MATERIAL PROVIDED>
[start]

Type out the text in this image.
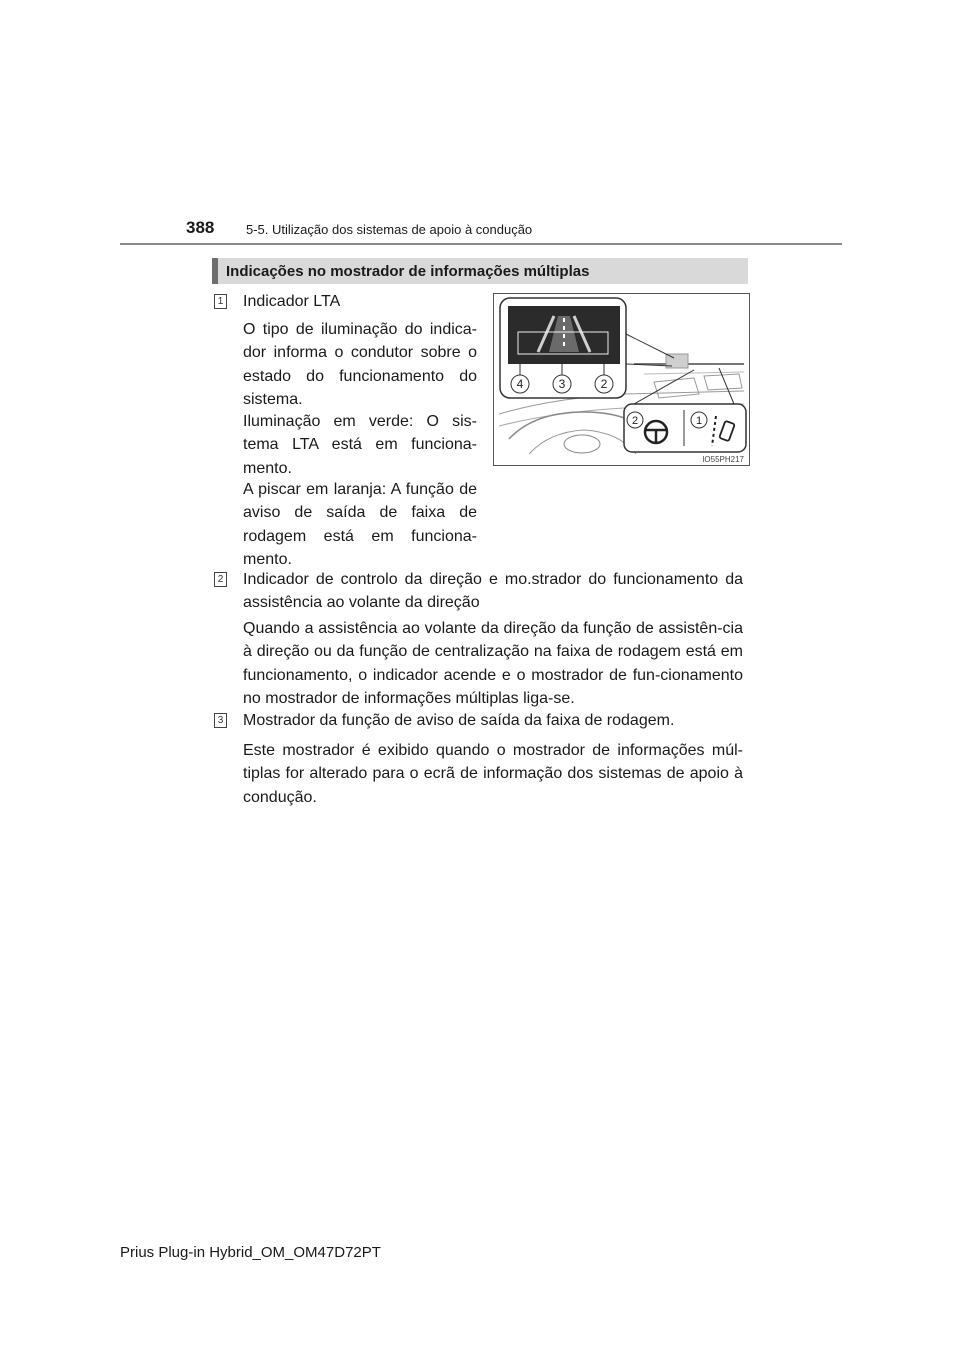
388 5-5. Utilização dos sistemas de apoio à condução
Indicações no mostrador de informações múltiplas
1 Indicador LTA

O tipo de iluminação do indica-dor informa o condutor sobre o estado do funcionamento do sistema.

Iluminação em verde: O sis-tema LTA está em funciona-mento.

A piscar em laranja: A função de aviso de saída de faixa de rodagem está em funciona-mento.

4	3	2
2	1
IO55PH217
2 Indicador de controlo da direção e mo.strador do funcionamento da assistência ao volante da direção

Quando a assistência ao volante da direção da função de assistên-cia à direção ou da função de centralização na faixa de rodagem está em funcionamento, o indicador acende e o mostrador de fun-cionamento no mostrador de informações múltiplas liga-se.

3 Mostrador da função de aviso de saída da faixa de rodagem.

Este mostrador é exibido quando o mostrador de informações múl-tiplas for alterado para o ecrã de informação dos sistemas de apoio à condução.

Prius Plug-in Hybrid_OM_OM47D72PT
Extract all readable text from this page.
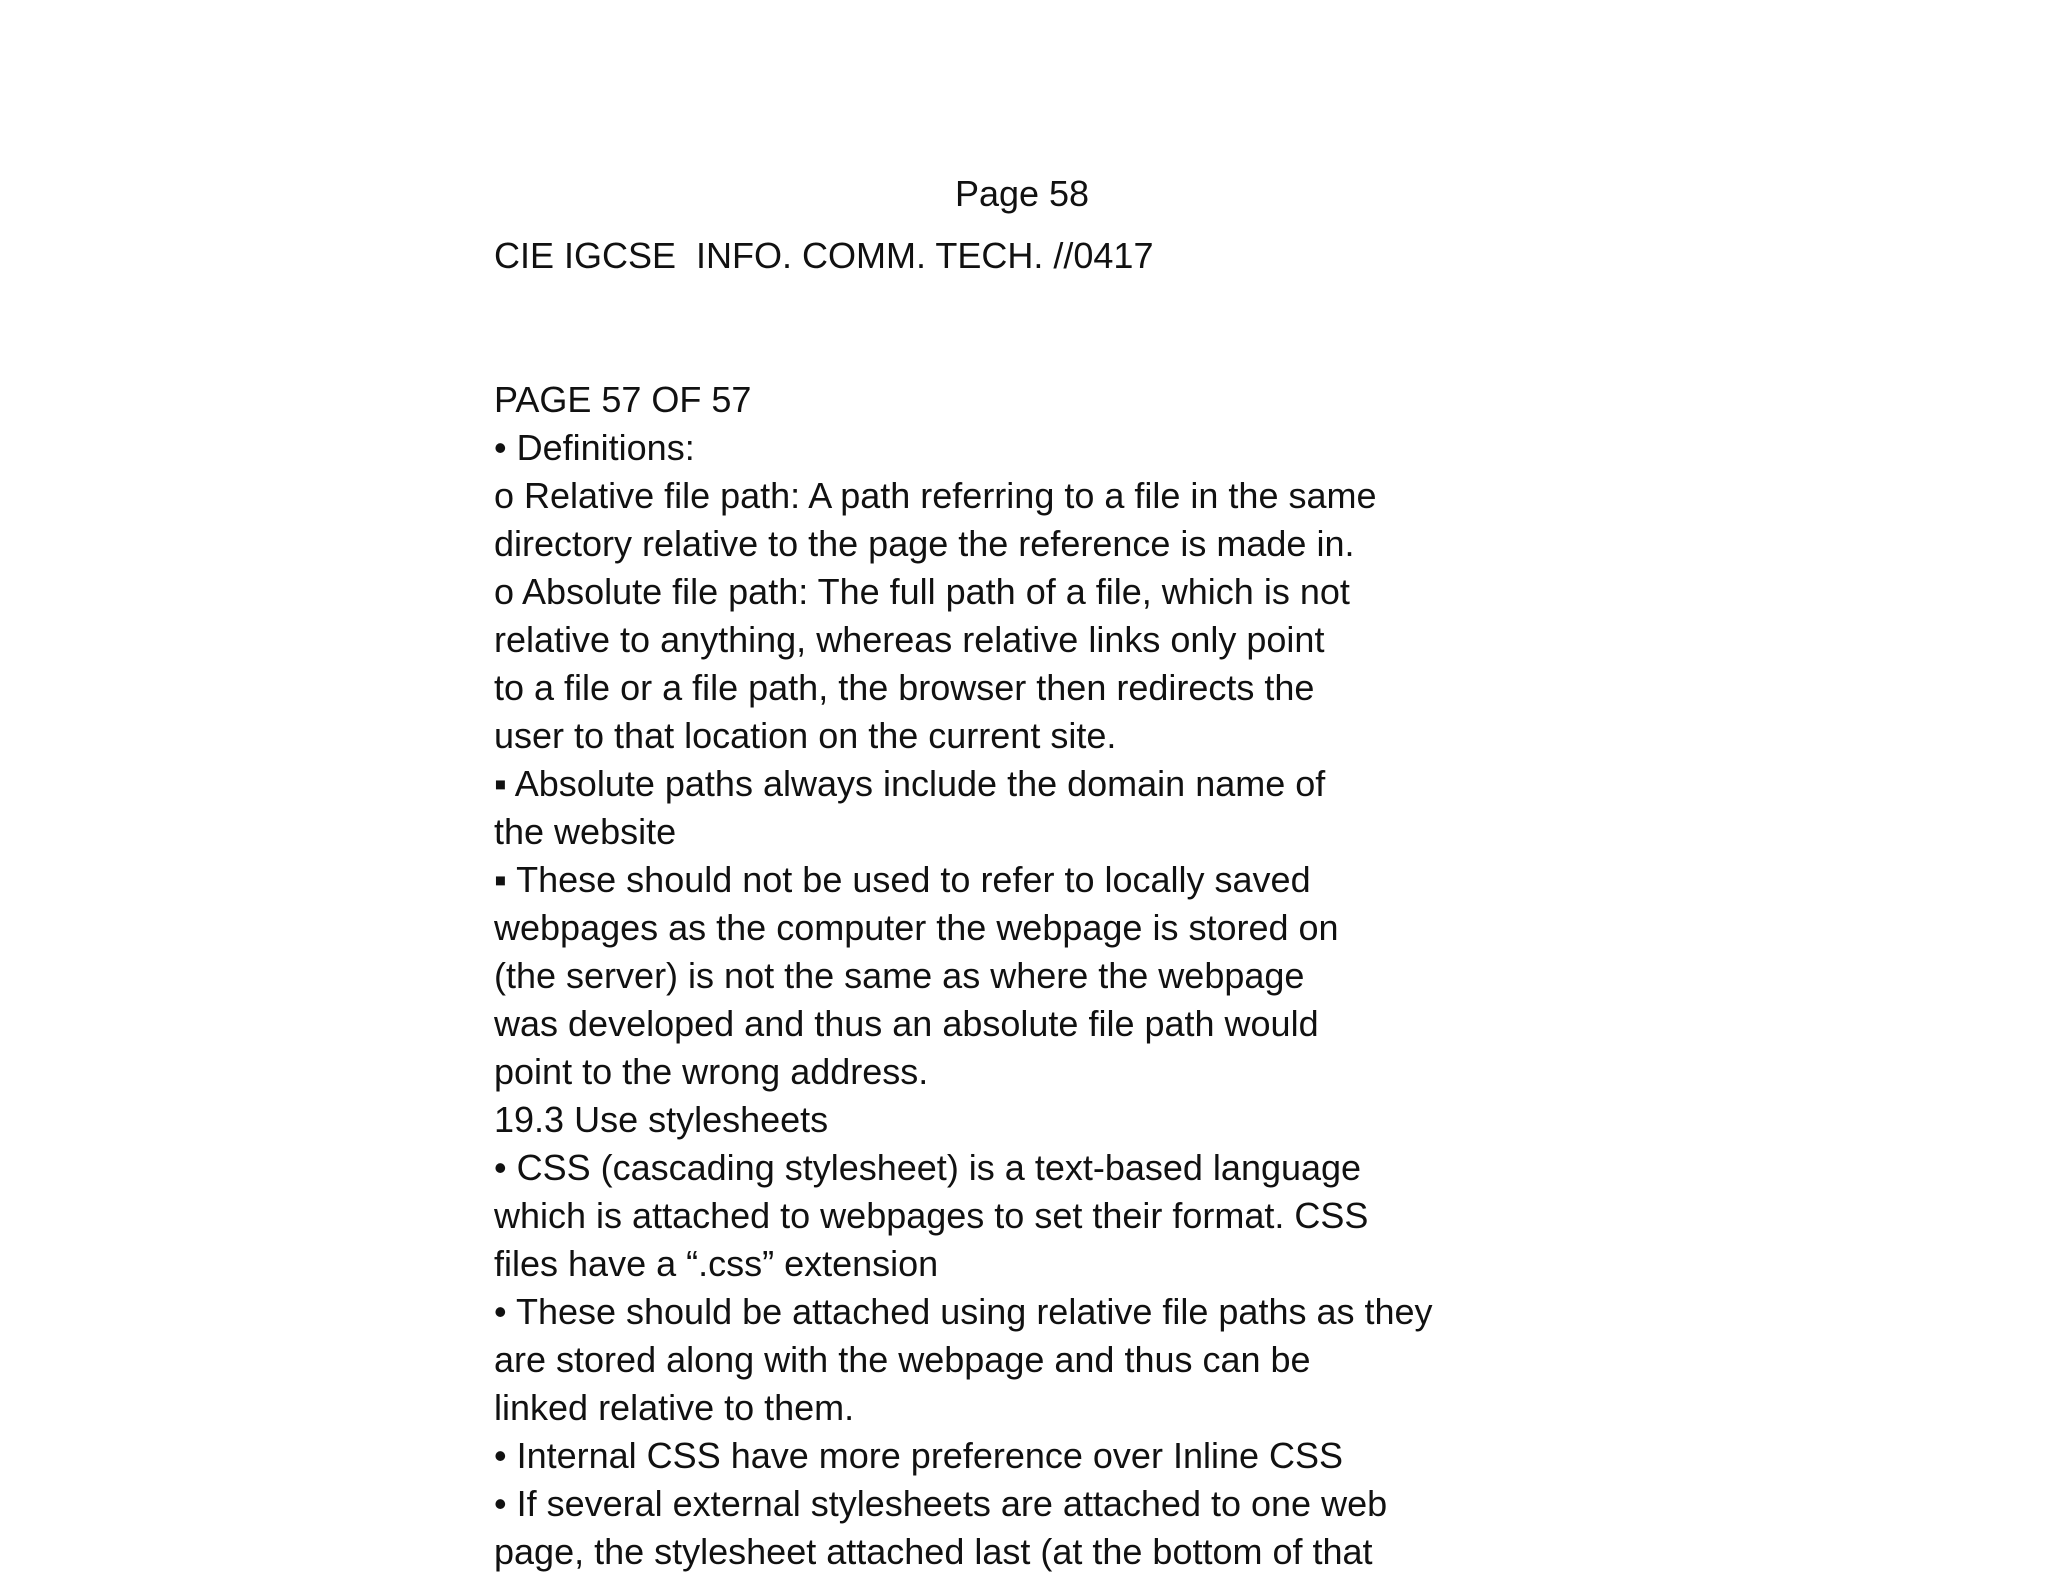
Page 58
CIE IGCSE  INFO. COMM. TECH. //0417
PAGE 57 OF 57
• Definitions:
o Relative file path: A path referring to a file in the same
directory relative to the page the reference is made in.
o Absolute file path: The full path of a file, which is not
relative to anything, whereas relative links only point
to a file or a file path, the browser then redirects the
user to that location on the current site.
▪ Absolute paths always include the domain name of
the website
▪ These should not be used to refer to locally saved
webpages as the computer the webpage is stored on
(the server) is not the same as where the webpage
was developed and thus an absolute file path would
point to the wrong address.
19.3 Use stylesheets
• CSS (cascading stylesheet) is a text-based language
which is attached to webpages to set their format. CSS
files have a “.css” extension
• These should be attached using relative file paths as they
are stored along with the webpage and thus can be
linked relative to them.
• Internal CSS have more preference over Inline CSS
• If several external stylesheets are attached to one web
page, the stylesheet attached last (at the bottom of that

[end]
[start]

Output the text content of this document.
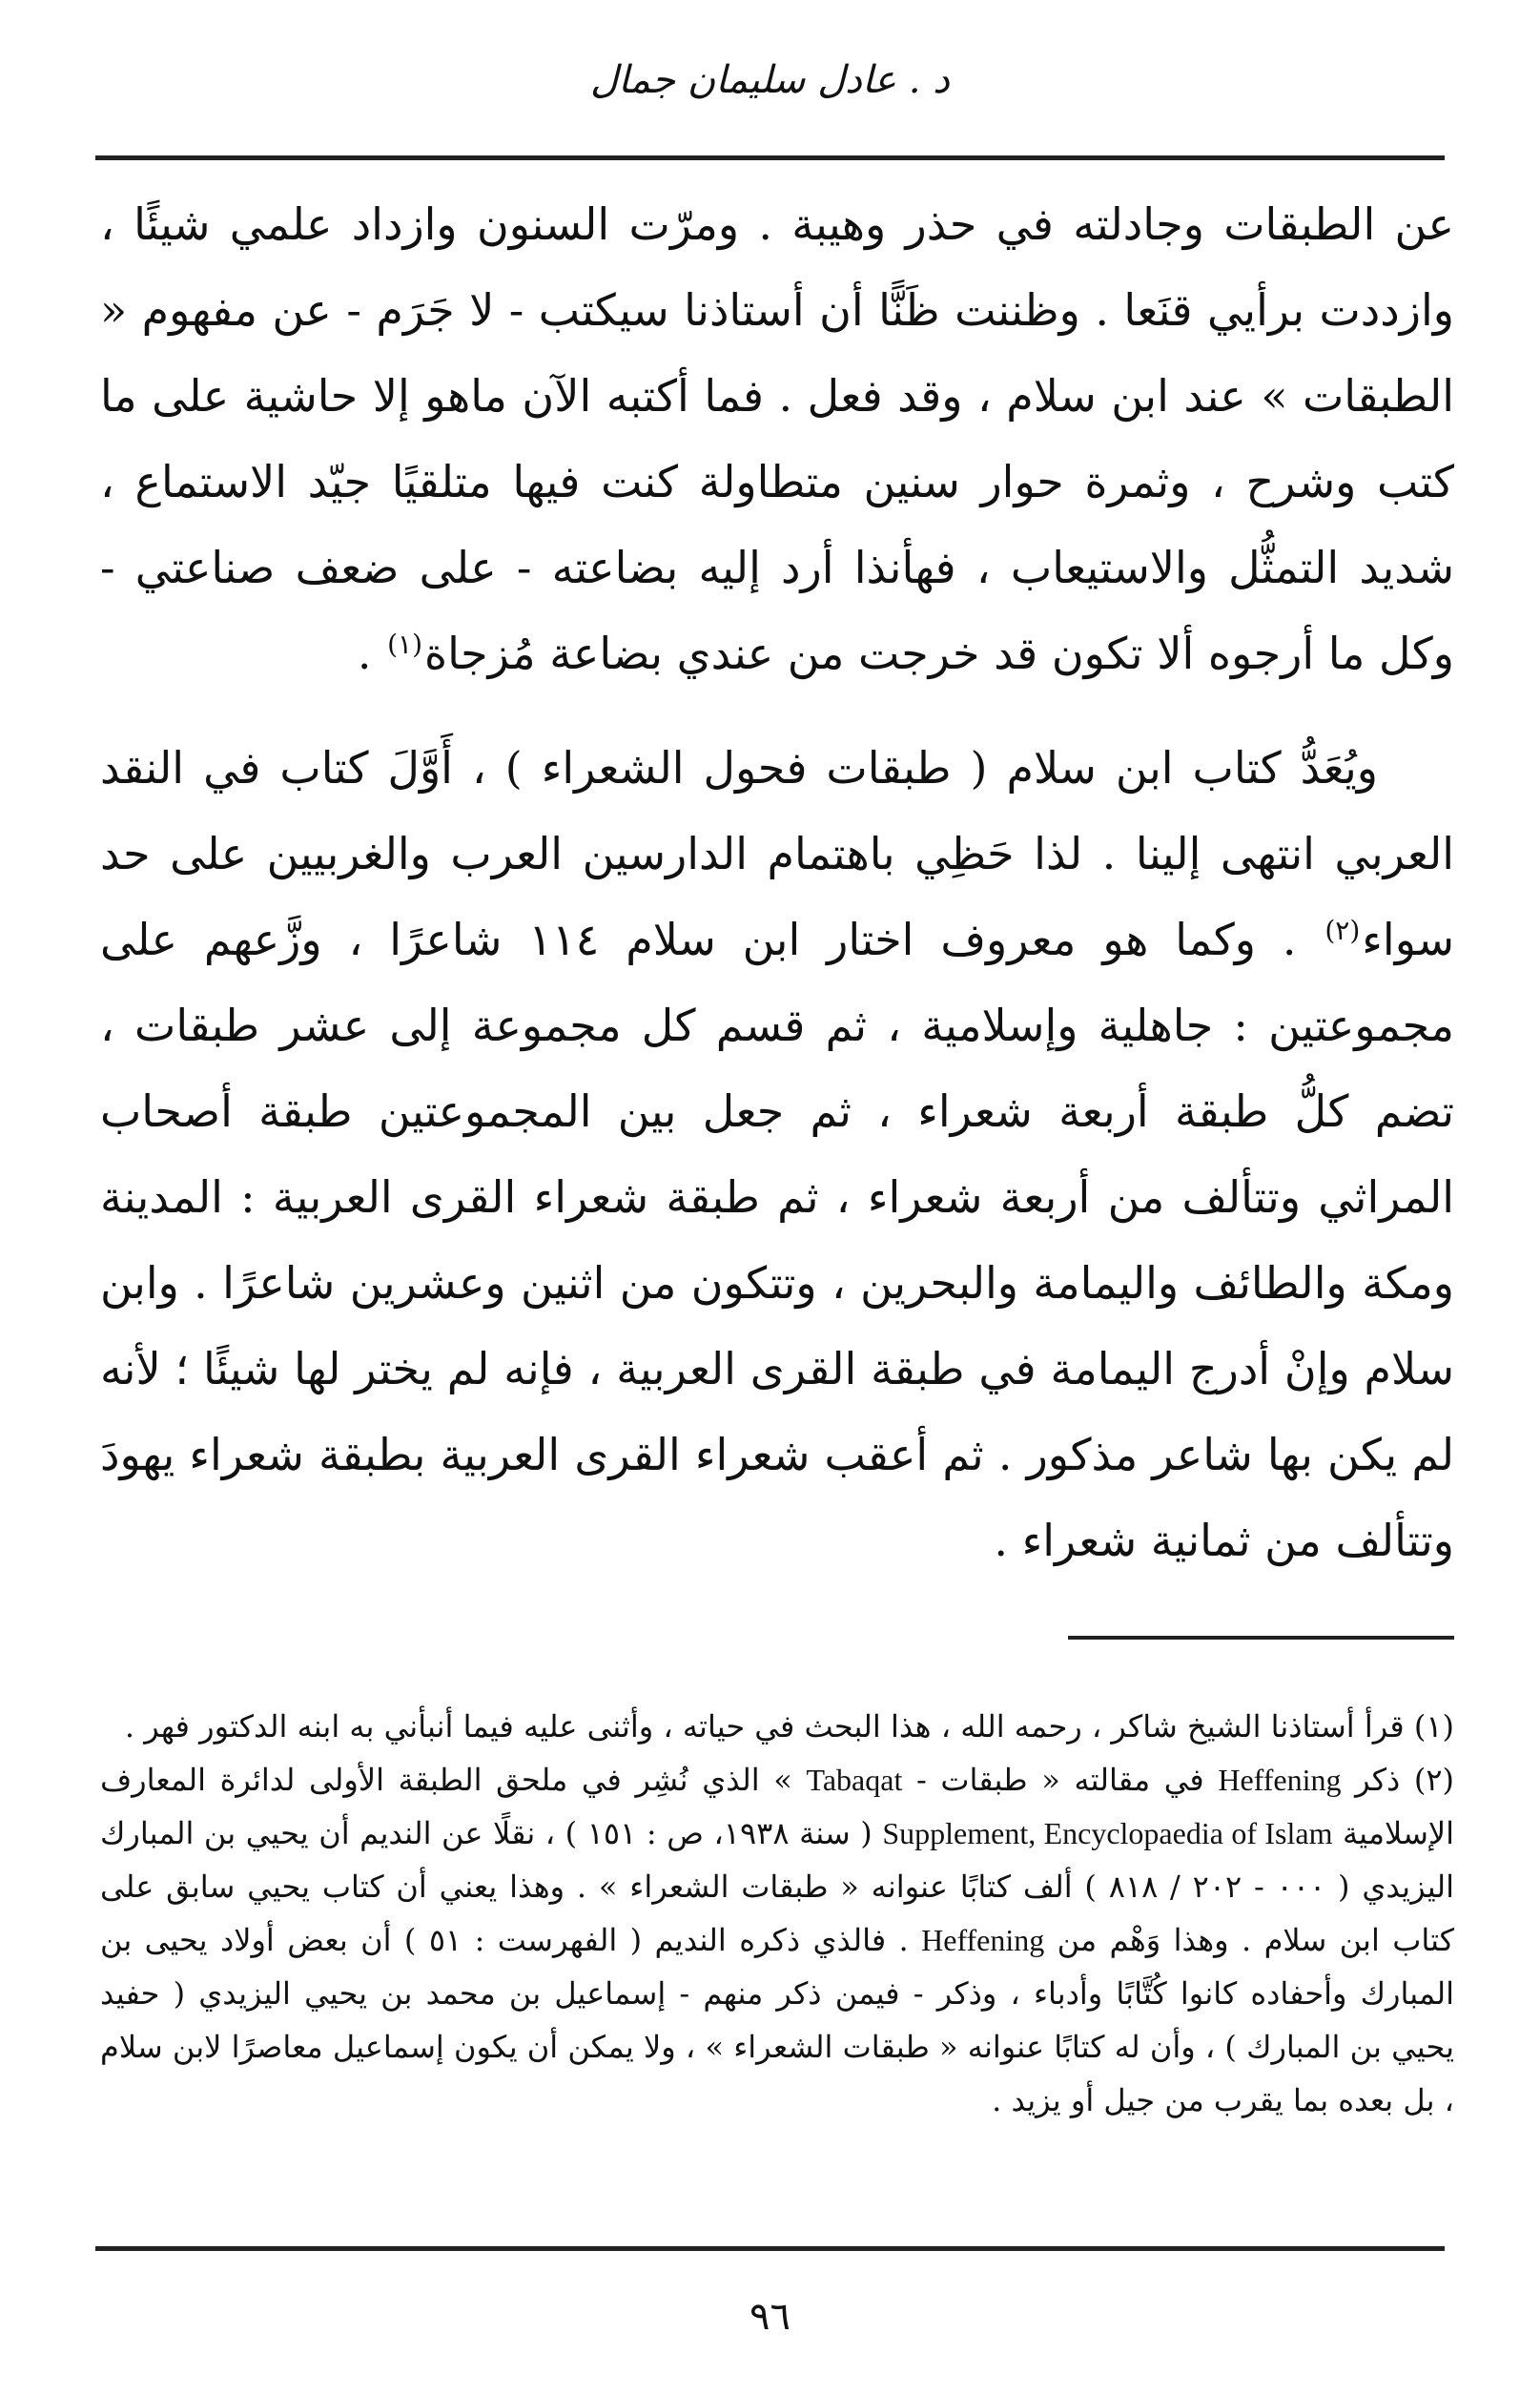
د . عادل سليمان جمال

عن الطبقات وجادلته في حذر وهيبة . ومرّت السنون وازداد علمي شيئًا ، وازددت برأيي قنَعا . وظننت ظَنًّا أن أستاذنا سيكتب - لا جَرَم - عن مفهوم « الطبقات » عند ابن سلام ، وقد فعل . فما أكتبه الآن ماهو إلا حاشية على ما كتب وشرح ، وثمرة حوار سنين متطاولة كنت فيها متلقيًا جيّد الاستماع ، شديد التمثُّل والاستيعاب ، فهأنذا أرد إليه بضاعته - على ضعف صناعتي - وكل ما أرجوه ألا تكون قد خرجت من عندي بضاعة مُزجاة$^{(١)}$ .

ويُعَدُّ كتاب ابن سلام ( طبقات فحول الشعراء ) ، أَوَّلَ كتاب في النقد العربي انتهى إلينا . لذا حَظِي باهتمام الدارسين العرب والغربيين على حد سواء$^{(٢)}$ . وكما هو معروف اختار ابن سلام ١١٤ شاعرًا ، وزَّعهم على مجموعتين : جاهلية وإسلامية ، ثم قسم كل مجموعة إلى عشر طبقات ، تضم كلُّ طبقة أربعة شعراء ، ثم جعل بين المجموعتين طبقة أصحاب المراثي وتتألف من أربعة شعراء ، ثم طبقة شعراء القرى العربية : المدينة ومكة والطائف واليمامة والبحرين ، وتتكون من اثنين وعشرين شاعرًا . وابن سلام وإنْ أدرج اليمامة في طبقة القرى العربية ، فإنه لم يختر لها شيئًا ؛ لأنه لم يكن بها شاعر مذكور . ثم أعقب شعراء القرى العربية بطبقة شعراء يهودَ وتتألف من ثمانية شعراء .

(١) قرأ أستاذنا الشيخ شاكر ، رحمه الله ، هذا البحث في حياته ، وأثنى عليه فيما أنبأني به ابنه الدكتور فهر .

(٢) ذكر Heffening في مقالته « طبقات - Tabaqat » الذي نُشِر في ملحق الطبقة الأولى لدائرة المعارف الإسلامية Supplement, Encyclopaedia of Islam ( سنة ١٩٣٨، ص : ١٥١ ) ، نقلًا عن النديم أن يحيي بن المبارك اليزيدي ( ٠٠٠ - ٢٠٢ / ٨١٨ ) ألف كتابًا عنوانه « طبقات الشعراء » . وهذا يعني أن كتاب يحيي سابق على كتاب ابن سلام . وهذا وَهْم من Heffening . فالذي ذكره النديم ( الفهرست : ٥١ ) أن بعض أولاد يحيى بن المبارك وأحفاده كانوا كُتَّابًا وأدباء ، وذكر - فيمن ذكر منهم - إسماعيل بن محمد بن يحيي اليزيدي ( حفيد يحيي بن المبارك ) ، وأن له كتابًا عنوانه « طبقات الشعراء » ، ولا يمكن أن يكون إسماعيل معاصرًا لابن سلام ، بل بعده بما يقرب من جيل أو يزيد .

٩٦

[end]

WHAT THIS TASK INVOLVES>
Extract every line containing the string "أستاذنا" from the material.

OUTPUT OF THE TASK>
عن الطبقات وجادلته في حذر وهيبة . ومرّت السنون وازداد علمي شيئًا ، وازددت برأيي قنَعا . وظننت ظَنًّا أن أستاذنا سيكتب - لا جَرَم - عن مفهوم « الطبقات » عند ابن سلام ، وقد فعل . فما أكتبه الآن ماهو إلا حاشية على ما كتب وشرح ، وثمرة حوار سنين متطاولة كنت فيها متلقيًا جيّد الاستماع ، شديد التمثُّل والاستيعاب ، فهأنذا أرد إليه بضاعته - على ضعف صناعتي - وكل ما أرجوه ألا تكون قد خرجت من عندي بضاعة مُزجاة$^{(١)}$ .
(١) قرأ أستاذنا الشيخ شاكر ، رحمه الله ، هذا البحث في حياته ، وأثنى عليه فيما أنبأني به ابنه الدكتور فهر .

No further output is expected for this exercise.